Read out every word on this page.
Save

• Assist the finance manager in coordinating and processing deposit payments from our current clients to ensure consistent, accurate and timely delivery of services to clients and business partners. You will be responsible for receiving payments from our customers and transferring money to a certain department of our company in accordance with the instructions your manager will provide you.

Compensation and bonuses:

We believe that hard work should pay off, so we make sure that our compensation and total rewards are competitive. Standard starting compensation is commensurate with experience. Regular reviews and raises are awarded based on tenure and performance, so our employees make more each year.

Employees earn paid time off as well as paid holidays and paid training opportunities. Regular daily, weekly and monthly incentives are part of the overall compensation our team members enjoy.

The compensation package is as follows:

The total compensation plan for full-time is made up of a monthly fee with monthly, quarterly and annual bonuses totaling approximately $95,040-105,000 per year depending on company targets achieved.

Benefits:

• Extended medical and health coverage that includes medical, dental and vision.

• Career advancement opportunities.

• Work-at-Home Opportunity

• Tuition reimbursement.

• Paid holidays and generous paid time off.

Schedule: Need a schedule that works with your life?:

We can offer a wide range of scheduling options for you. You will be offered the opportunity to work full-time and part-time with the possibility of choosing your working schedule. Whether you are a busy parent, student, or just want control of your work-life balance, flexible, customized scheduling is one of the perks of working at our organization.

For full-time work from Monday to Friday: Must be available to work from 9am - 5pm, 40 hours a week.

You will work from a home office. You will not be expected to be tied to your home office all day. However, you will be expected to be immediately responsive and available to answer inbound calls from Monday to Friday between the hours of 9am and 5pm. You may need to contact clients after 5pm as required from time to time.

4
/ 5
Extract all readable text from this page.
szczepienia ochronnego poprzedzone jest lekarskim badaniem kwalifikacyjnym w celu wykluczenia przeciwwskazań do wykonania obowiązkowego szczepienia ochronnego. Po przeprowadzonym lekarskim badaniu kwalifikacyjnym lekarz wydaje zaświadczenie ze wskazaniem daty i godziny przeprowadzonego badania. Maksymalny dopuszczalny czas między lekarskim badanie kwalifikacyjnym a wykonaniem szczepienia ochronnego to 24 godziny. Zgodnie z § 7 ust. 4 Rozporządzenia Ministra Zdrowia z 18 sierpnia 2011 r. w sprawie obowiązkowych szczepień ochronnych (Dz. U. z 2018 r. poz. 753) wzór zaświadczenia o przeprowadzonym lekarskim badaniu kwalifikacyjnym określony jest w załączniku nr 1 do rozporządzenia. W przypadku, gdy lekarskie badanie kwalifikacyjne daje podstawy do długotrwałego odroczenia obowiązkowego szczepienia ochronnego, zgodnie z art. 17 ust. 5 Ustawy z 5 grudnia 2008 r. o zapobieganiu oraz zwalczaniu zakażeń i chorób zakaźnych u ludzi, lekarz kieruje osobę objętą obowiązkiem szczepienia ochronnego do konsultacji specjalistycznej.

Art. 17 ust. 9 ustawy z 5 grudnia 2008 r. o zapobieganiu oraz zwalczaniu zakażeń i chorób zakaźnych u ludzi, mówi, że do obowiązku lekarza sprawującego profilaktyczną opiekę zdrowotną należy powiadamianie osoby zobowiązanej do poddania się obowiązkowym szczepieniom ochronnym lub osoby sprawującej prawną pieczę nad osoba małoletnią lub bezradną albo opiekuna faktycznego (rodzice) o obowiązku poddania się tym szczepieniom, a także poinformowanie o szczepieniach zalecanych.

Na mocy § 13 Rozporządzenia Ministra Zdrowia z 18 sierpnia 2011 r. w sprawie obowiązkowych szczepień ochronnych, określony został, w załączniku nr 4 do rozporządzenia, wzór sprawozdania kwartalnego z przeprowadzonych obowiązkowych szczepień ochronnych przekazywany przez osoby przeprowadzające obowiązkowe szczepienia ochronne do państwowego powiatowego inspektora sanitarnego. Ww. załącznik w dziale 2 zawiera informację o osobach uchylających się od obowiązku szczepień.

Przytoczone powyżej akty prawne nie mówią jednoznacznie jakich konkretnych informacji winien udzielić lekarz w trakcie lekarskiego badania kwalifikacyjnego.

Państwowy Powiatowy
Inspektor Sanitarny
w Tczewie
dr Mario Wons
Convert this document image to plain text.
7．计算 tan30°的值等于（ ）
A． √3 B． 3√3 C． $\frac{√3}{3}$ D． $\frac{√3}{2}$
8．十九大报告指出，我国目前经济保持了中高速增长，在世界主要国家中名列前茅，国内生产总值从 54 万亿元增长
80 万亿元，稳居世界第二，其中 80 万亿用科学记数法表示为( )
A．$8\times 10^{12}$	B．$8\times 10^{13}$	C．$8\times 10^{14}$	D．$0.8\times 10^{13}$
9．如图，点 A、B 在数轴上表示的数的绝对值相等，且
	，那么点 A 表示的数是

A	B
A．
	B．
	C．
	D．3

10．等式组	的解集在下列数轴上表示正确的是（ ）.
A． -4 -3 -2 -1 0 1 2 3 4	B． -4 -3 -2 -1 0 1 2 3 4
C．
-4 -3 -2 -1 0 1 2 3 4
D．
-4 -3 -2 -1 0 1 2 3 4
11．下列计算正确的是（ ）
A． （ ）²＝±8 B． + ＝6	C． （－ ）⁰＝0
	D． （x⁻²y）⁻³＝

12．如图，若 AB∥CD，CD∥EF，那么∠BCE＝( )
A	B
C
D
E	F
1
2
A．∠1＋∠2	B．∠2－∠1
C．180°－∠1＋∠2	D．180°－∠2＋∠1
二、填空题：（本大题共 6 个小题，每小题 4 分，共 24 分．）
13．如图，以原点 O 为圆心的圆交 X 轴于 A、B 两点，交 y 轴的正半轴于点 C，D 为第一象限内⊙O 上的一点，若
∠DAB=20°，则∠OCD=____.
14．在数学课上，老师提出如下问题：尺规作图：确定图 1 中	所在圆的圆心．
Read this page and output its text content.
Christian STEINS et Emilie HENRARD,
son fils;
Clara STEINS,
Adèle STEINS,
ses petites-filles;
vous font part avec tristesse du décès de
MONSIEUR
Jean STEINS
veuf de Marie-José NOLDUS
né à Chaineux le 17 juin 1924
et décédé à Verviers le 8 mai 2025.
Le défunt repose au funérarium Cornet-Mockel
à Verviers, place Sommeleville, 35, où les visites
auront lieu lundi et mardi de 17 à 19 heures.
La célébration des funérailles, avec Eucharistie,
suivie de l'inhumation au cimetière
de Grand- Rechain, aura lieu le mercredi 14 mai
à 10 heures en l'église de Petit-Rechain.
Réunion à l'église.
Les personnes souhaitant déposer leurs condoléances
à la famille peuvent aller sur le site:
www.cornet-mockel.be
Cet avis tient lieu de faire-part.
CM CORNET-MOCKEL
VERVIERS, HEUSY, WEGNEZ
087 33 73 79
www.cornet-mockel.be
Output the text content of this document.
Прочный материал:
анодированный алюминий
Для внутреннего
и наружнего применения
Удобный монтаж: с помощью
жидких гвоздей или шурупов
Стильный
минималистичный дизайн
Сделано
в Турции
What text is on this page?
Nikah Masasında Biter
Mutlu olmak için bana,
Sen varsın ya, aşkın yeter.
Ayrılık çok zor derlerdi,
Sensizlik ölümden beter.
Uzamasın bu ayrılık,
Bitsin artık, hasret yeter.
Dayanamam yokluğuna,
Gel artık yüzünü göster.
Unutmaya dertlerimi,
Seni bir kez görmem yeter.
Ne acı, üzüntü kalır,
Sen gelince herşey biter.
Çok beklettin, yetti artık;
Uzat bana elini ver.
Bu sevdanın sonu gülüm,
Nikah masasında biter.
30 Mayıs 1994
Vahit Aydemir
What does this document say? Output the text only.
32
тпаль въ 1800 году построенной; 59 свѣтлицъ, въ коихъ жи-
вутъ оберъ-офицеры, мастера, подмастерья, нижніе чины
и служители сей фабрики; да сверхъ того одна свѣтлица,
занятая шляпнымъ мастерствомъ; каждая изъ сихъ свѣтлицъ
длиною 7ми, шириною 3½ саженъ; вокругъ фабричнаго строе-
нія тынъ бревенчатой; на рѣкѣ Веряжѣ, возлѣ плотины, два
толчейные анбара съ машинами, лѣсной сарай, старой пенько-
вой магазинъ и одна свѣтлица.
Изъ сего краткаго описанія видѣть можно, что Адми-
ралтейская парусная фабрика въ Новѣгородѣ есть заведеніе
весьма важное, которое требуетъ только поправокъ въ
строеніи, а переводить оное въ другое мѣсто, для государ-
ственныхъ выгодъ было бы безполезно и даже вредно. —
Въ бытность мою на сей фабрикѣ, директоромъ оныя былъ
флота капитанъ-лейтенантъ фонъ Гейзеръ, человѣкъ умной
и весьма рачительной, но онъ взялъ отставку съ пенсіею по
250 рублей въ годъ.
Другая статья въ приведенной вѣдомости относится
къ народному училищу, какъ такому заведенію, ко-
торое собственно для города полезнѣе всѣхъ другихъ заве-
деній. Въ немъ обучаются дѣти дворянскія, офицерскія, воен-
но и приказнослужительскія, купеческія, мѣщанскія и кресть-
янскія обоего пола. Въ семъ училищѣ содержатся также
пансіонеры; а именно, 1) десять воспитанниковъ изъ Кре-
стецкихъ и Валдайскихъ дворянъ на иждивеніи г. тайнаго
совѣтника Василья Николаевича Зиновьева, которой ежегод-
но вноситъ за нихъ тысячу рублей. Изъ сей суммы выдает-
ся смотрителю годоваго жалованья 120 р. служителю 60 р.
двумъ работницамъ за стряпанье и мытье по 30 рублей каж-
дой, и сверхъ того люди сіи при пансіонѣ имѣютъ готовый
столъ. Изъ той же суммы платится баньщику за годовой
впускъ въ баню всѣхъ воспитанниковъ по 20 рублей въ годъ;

------------------------------

- [What is needed] Output nothing but the number of lines in the data containing the string "clients".

- [Answer to this exercise] 2